Gather all lines in the data that hold the string "direct".
## begin RECORDS FOR THIS EXERCISE
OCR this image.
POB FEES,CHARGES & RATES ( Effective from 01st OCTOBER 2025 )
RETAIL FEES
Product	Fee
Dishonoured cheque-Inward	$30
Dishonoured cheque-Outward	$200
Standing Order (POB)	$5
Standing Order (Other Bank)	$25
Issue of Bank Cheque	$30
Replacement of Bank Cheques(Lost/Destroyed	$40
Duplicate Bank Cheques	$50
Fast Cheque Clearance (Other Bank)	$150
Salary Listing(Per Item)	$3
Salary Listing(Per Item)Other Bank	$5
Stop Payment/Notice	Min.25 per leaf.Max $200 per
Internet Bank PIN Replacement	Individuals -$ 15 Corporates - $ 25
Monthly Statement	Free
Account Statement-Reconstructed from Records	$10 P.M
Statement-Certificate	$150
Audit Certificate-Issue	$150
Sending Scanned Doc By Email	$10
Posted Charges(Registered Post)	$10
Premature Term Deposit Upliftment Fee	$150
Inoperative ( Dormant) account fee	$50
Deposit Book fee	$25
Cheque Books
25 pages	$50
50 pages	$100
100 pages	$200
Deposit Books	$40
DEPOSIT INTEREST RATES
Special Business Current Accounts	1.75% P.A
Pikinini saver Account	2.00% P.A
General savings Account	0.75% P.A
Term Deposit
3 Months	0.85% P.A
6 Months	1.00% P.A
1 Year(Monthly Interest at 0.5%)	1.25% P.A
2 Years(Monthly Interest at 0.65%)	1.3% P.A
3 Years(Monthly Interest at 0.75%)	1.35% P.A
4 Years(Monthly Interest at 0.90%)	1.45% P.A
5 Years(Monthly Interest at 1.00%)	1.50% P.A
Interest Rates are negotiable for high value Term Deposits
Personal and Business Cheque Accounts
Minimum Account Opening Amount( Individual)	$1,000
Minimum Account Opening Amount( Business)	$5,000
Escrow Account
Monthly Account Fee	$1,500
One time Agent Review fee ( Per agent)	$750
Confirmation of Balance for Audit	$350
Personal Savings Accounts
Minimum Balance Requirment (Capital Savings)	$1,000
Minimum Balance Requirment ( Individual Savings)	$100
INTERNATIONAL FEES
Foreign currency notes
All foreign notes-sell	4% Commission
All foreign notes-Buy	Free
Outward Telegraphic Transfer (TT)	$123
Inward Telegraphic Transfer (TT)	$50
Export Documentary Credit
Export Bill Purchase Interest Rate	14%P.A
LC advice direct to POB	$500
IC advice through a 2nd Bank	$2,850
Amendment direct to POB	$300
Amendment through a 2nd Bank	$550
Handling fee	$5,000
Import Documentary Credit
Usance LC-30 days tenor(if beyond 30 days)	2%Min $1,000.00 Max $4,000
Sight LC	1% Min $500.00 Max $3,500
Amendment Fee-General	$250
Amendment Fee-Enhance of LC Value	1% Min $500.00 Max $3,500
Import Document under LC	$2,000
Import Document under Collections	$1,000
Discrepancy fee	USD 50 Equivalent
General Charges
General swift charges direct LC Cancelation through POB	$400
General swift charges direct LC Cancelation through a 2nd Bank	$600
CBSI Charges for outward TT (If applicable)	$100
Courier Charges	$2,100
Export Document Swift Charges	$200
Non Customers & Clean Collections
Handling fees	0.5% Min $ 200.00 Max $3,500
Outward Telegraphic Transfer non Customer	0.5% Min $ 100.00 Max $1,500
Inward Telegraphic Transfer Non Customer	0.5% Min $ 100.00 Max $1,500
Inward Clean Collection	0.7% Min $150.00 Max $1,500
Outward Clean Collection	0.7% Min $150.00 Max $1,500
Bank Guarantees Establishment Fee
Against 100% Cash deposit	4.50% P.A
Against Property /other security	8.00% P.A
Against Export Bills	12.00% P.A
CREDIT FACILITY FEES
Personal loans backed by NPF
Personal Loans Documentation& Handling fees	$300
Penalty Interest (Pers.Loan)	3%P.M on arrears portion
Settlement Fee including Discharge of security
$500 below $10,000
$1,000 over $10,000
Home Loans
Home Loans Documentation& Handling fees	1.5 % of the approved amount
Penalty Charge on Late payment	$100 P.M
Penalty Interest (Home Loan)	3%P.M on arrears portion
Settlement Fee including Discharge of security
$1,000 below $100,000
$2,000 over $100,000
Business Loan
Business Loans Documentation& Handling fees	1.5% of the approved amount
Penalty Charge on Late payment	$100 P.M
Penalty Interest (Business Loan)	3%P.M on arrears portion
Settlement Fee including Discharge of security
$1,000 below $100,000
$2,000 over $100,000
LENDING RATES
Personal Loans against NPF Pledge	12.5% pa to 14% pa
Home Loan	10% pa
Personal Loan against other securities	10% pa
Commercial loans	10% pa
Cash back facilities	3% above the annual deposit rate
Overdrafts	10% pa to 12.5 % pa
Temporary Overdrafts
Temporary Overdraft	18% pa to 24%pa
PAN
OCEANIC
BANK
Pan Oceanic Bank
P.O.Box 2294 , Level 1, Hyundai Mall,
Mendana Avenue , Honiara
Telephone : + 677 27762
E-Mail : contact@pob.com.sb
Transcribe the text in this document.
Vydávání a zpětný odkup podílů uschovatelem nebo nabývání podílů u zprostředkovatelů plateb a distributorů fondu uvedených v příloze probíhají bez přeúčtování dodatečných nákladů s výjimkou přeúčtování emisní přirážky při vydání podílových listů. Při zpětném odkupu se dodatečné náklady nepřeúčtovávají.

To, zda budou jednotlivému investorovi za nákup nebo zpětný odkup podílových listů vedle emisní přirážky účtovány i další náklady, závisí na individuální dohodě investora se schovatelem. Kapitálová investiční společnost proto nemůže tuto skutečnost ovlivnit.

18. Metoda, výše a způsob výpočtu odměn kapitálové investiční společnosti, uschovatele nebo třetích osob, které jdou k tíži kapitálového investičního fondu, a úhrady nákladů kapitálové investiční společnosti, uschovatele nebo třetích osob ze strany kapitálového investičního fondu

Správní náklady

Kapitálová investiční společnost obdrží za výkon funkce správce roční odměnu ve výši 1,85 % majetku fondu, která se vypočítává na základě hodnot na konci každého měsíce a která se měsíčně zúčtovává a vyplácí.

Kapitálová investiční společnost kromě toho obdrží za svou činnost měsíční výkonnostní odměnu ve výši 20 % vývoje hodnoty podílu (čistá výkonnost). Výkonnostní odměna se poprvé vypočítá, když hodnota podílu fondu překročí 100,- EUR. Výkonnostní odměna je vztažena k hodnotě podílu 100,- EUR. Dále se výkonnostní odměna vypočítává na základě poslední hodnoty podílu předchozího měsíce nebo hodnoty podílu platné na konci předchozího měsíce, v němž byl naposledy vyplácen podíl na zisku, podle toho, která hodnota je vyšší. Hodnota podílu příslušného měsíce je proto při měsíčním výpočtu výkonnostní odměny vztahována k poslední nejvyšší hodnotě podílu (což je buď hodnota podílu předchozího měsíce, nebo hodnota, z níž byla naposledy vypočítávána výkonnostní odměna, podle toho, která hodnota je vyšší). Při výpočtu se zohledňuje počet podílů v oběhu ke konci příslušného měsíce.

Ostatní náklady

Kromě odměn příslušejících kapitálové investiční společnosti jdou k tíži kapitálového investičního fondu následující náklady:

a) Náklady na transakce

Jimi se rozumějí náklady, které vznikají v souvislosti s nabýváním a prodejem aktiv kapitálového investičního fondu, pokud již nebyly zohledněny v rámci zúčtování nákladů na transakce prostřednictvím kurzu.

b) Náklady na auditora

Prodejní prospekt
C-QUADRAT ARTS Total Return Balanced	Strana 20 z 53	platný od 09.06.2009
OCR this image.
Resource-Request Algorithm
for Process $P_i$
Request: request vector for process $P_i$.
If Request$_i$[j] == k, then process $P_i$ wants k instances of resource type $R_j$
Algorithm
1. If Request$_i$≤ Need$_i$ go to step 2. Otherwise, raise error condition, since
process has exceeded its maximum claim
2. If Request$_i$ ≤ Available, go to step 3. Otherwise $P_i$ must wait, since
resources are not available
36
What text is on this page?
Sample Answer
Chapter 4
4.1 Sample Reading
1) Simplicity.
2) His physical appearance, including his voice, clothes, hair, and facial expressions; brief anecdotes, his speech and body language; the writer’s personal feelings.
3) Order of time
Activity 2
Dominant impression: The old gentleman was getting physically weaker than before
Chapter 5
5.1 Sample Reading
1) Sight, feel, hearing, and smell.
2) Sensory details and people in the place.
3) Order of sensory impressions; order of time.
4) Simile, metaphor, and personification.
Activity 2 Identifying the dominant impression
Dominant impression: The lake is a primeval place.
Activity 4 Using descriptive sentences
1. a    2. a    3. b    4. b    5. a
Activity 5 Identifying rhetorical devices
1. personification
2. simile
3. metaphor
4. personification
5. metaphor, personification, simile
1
## end RECORDS FOR THIS EXERCISE
### [SOLUTION FOR THIS EXERCISE]
LC advice direct to POB	$500
Amendment direct to POB	$300
General swift charges direct LC Cancelation through POB	$400
General swift charges direct LC Cancelation through a 2nd Bank	$600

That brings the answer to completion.